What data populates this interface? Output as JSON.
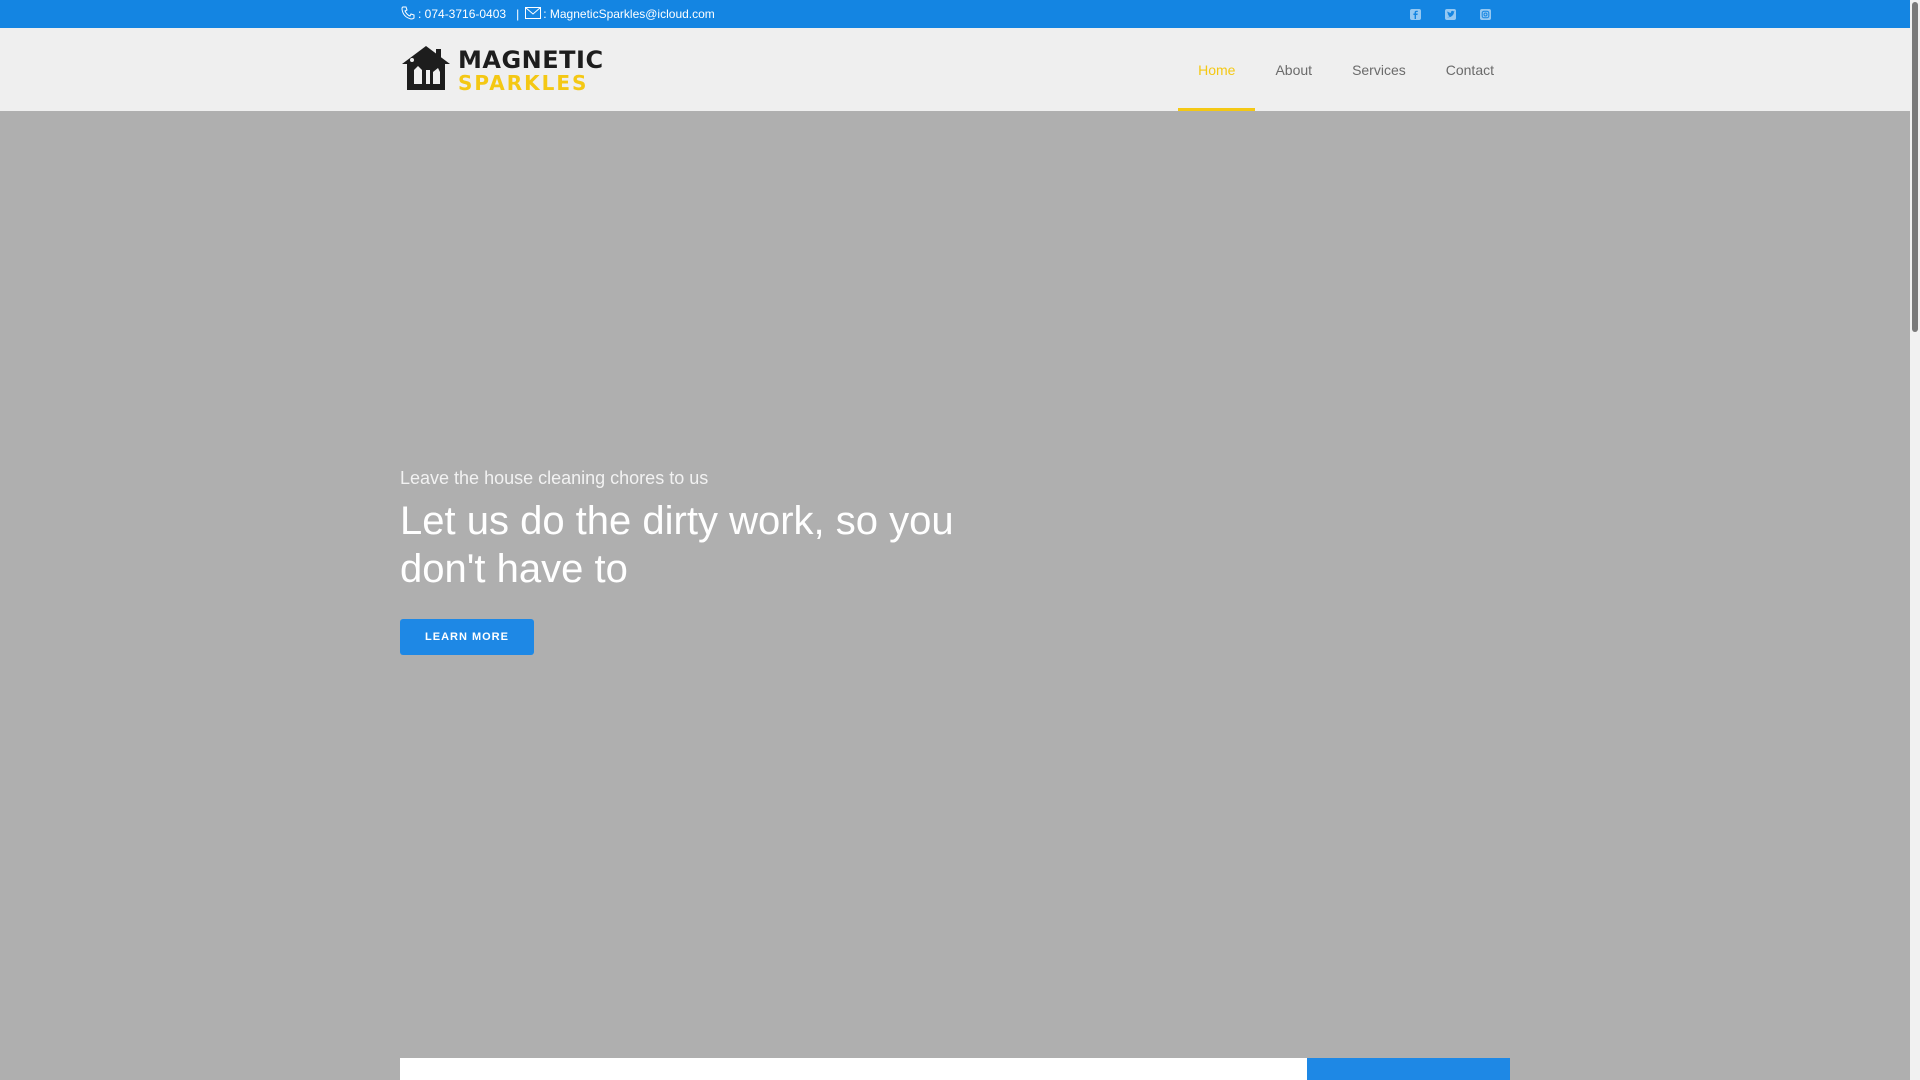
{
  "topbar": {
    "phone_icon": "phone-icon",
    "phone": ": 074-3716-0403",
    "separator": "|",
    "email_icon": "mail-icon",
    "email": ": MagneticSparkles@icloud.com",
    "social": [
      "facebook-icon",
      "twitter-icon",
      "instagram-icon"
    ]
  },
  "logo": {
    "line1": "MAGNETIC",
    "line2": "SPARKLES"
  },
  "nav": {
    "items": [
      {
        "label": "Home",
        "active": true
      },
      {
        "label": "About"
      },
      {
        "label": "Services"
      },
      {
        "label": "Contact"
      }
    ]
  },
  "hero": {
    "subtitle": "Leave the house cleaning chores to us",
    "title": "Let us do the dirty work, so you don't have to",
    "button": "LEARN MORE"
  },
  "colors": {
    "topbar": "#1485e2",
    "accent": "#f4c814",
    "button": "#1e88e5",
    "hero_bg": "#afafaf"
  }
}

===

## TASK REQUIREMENTS:
All of the records above must be copied exactly, except for the pictures.

## THE ANSWER:
What data populates this interface? Output as JSON.
{
  "topbar": {
    "phone_icon": "phone-icon",
    "phone": ": 074-3716-0403",
    "separator": "|",
    "email_icon": "mail-icon",
    "email": ": MagneticSparkles@icloud.com",
    "social": [
      "facebook-icon",
      "twitter-icon",
      "instagram-icon"
    ]
  },
  "logo": {
    "line1": "MAGNETIC",
    "line2": "SPARKLES"
  },
  "nav": {
    "items": [
      {
        "label": "Home",
        "active": true
      },
      {
        "label": "About"
      },
      {
        "label": "Services"
      },
      {
        "label": "Contact"
      }
    ]
  },
  "hero": {
    "subtitle": "Leave the house cleaning chores to us",
    "title": "Let us do the dirty work, so you don't have to",
    "button": "LEARN MORE"
  },
  "colors": {
    "topbar": "#1485e2",
    "accent": "#f4c814",
    "button": "#1e88e5",
    "hero_bg": "#afafaf"
  }
}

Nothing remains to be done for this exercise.